#### [What to do]
Filter the entries, keeping every line with the word "carrying".

---------- Input rows ----------

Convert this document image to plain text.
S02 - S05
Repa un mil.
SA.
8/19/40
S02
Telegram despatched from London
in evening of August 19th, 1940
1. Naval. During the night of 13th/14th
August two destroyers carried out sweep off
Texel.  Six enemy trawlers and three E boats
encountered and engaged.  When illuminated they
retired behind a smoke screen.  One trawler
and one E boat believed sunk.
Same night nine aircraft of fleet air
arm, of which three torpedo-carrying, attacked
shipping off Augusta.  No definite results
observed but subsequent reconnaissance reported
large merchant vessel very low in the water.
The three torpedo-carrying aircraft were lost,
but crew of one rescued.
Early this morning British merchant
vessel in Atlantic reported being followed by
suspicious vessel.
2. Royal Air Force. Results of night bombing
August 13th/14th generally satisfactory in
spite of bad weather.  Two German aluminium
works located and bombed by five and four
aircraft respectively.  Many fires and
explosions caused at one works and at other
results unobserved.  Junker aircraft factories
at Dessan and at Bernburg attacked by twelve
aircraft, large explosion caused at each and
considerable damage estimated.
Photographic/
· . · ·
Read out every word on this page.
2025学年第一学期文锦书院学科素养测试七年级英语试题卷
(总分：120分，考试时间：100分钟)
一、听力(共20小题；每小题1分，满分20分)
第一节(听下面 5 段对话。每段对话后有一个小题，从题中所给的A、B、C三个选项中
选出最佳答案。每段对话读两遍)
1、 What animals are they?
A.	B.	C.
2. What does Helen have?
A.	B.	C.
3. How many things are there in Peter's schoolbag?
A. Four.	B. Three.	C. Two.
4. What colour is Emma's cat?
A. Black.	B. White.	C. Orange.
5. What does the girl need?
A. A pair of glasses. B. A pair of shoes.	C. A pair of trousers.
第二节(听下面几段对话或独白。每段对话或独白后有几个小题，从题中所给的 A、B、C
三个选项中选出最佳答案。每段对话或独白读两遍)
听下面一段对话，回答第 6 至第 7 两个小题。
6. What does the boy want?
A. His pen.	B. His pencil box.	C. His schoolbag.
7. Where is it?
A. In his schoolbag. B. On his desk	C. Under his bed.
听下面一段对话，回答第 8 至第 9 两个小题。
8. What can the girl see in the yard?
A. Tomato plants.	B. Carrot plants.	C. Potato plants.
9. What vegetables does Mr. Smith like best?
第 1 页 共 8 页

----------

#### [Answer for the task]
arm, of which three torpedo-carrying, attacked
The three torpedo-carrying aircraft were lost,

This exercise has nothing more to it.